Task details:
The line containing "Give me a plain-text" marks the start of the required copy, which runs to the final line of the entries; return those lines exactly, without any pictures.

[Extracted records]
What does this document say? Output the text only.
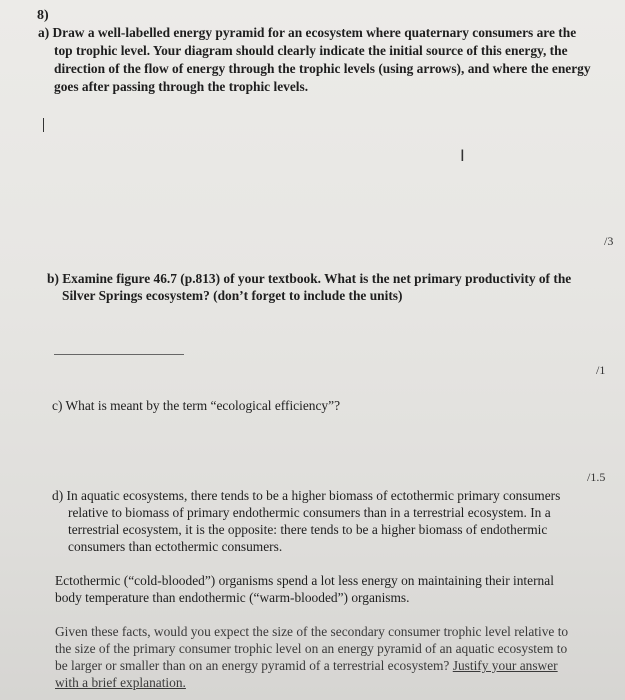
8)
a) Draw a well-labelled energy pyramid for an ecosystem where quaternary consumers are the
top trophic level. Your diagram should clearly indicate the initial source of this energy, the
direction of the flow of energy through the trophic levels (using arrows), and where the energy
goes after passing through the trophic levels.
I
/3
b) Examine figure 46.7 (p.813) of your textbook. What is the net primary productivity of the
Silver Springs ecosystem? (don’t forget to include the units)
/1
c) What is meant by the term “ecological efficiency”?
/1.5
d) In aquatic ecosystems, there tends to be a higher biomass of ectothermic primary consumers
relative to biomass of primary endothermic consumers than in a terrestrial ecosystem. In a
terrestrial ecosystem, it is the opposite: there tends to be a higher biomass of endothermic
consumers than ectothermic consumers.
Ectothermic (“cold-blooded”) organisms spend a lot less energy on maintaining their internal
body temperature than endothermic (“warm-blooded”) organisms.
Given these facts, would you expect the size of the secondary consumer trophic level relative to
the size of the primary consumer trophic level on an energy pyramid of an aquatic ecosystem to
be larger or smaller than on an energy pyramid of a terrestrial ecosystem? Justify your answer
with a brief explanation.
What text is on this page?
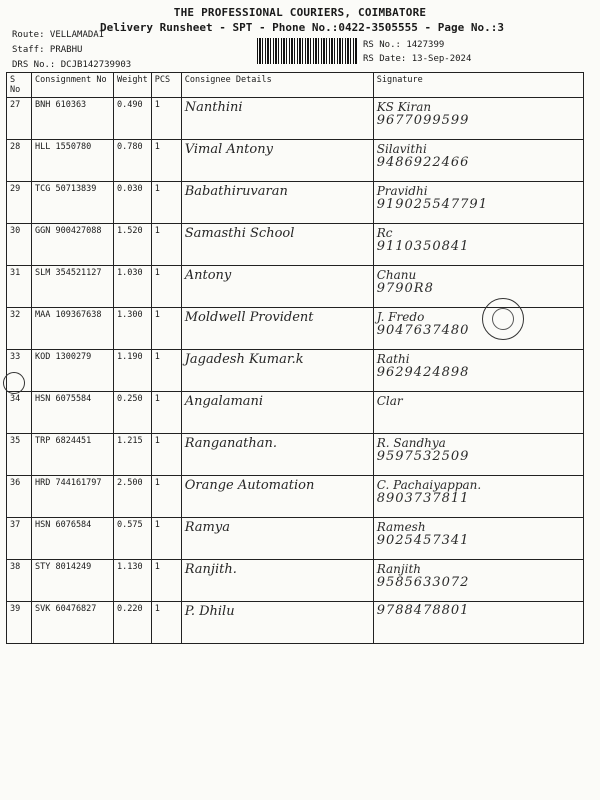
THE PROFESSIONAL COURIERS, COIMBATORE
Delivery Runsheet - SPT - Phone No.:0422-3505555 - Page No.:3
Route: VELLAMADAI
Staff: PRABHU
DRS No.: DCJB142739903
RS No.: 1427399
RS Date: 13-Sep-2024
S No	Consignment No	Weight	PCS	Consignee Details	Signature
27	BNH 610363	0.490	1	Nanthini	KS Kiran
9677099599

28	HLL 1550780	0.780	1	Vimal Antony	Silavithi
9486922466

29	TCG 50713839	0.030	1	Babathiruvaran	Pravidhi
919025547791

30	GGN 900427088	1.520	1	Samasthi School	Rc
9110350841

31	SLM 354521127	1.030	1	Antony	Chanu
9790R8

32	MAA 109367638	1.300	1	Moldwell Provident	J. Fredo
9047637480

33	KOD 1300279	1.190	1	Jagadesh Kumar.k	Rathi
9629424898

34	HSN 6075584	0.250	1	Angalamani	Clar

35	TRP 6824451	1.215	1	Ranganathan.	R. Sandhya
9597532509

36	HRD 744161797	2.500	1	Orange Automation	C. Pachaiyappan.
8903737811

37	HSN 6076584	0.575	1	Ramya	Ramesh
9025457341

38	STY 8014249	1.130	1	Ranjith.	Ranjith
9585633072

39	SVK 60476827	0.220	1	P. Dhilu	9788478801
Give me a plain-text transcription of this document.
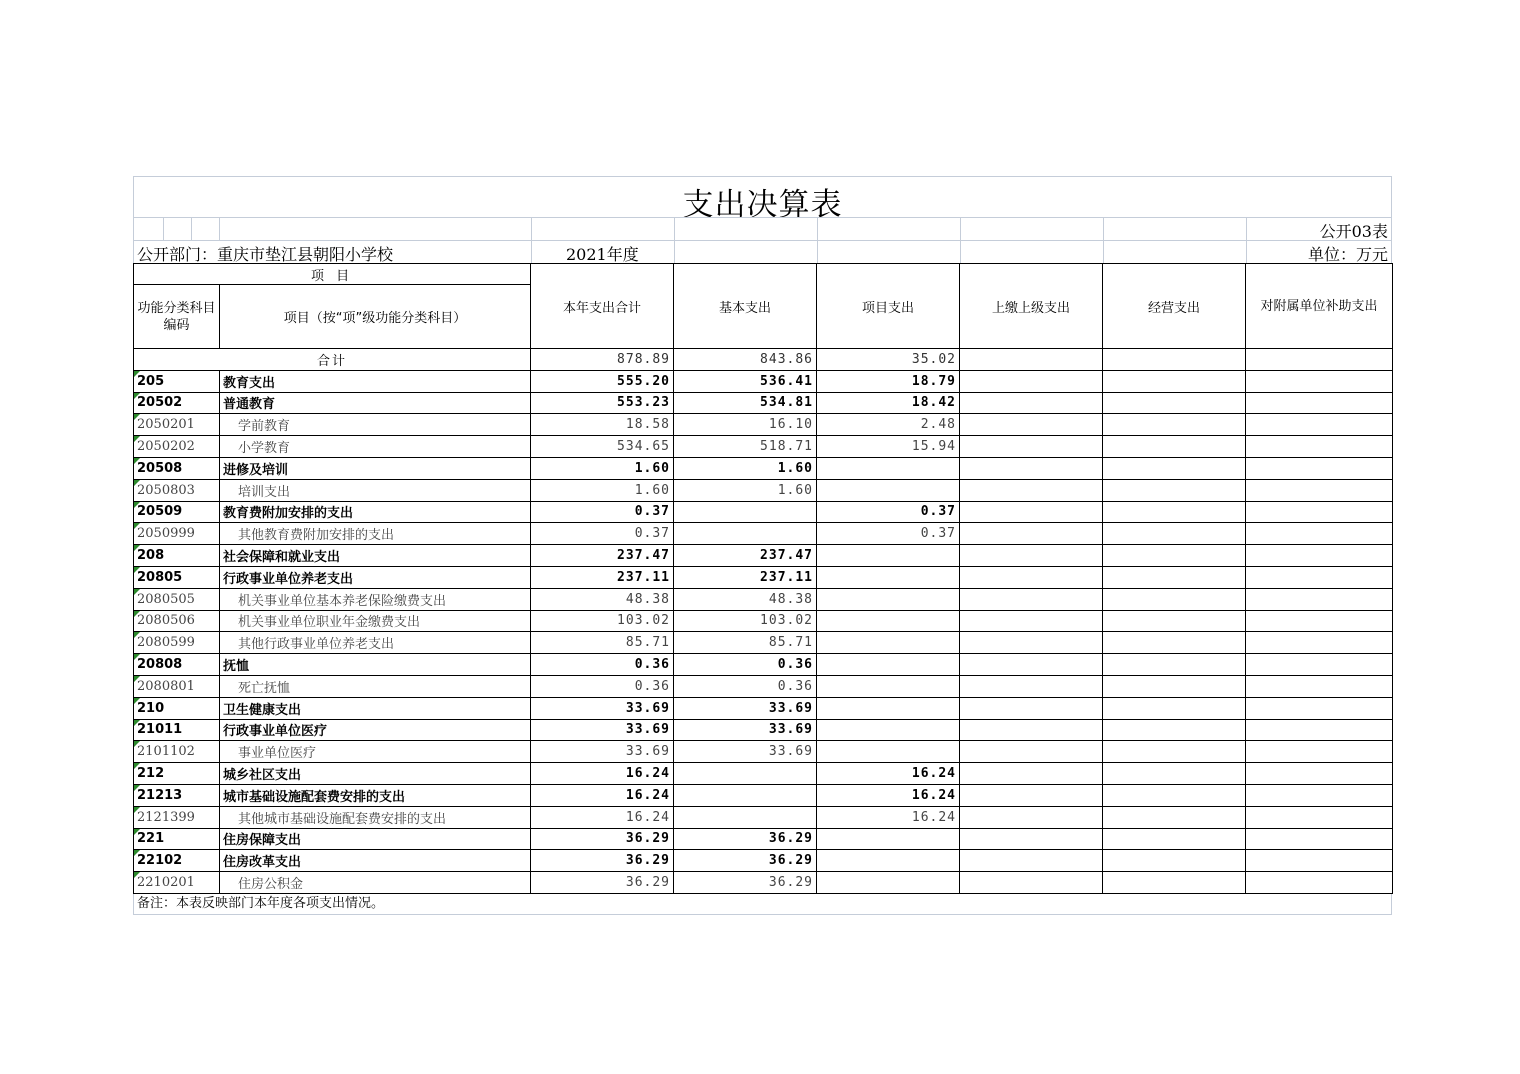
支出决算表
公开03表
公开部门：重庆市垫江县朝阳小学校	2021年度	单位：万元
项 目		本年支出合计	基本支出	项目支出	上缴上级支出	经营支出	对附属单位补助支出
功能分类科目编码	项目（按“项”级功能分类科目）						
合计		878.89	843.86	35.02			
205	教育支出	555.20	536.41	18.79			
20502	普通教育	553.23	534.81	18.42			
2050201	学前教育	18.58	16.10	2.48			
2050202	小学教育	534.65	518.71	15.94			
20508	进修及培训	1.60	1.60				
2050803	培训支出	1.60	1.60				
20509	教育费附加安排的支出	0.37		0.37			
2050999	其他教育费附加安排的支出	0.37		0.37			
208	社会保障和就业支出	237.47	237.47				
20805	行政事业单位养老支出	237.11	237.11				
2080505	机关事业单位基本养老保险缴费支出	48.38	48.38				
2080506	机关事业单位职业年金缴费支出	103.02	103.02				
2080599	其他行政事业单位养老支出	85.71	85.71				
20808	抚恤	0.36	0.36				
2080801	死亡抚恤	0.36	0.36				
210	卫生健康支出	33.69	33.69				
21011	行政事业单位医疗	33.69	33.69				
2101102	事业单位医疗	33.69	33.69				
212	城乡社区支出	16.24		16.24			
21213	城市基础设施配套费安排的支出	16.24		16.24			
2121399	其他城市基础设施配套费安排的支出	16.24		16.24			
221	住房保障支出	36.29	36.29				
22102	住房改革支出	36.29	36.29				
2210201	住房公积金	36.29	36.29				
备注：本表反映部门本年度各项支出情况。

Task response:
Give me a plain-text transcription of this document.
支出决算表
公开03表
公开部门：重庆市垫江县朝阳小学校	2021年度	单位：万元
项 目		本年支出合计	基本支出	项目支出	上缴上级支出	经营支出	对附属单位补助支出
功能分类科目编码	项目（按“项”级功能分类科目）						
合计		878.89	843.86	35.02			
205	教育支出	555.20	536.41	18.79			
20502	普通教育	553.23	534.81	18.42			
2050201	学前教育	18.58	16.10	2.48			
2050202	小学教育	534.65	518.71	15.94			
20508	进修及培训	1.60	1.60				
2050803	培训支出	1.60	1.60				
20509	教育费附加安排的支出	0.37		0.37			
2050999	其他教育费附加安排的支出	0.37		0.37			
208	社会保障和就业支出	237.47	237.47				
20805	行政事业单位养老支出	237.11	237.11				
2080505	机关事业单位基本养老保险缴费支出	48.38	48.38				
2080506	机关事业单位职业年金缴费支出	103.02	103.02				
2080599	其他行政事业单位养老支出	85.71	85.71				
20808	抚恤	0.36	0.36				
2080801	死亡抚恤	0.36	0.36				
210	卫生健康支出	33.69	33.69				
21011	行政事业单位医疗	33.69	33.69				
2101102	事业单位医疗	33.69	33.69				
212	城乡社区支出	16.24		16.24			
21213	城市基础设施配套费安排的支出	16.24		16.24			
2121399	其他城市基础设施配套费安排的支出	16.24		16.24			
221	住房保障支出	36.29	36.29				
22102	住房改革支出	36.29	36.29				
2210201	住房公积金	36.29	36.29				
备注：本表反映部门本年度各项支出情况。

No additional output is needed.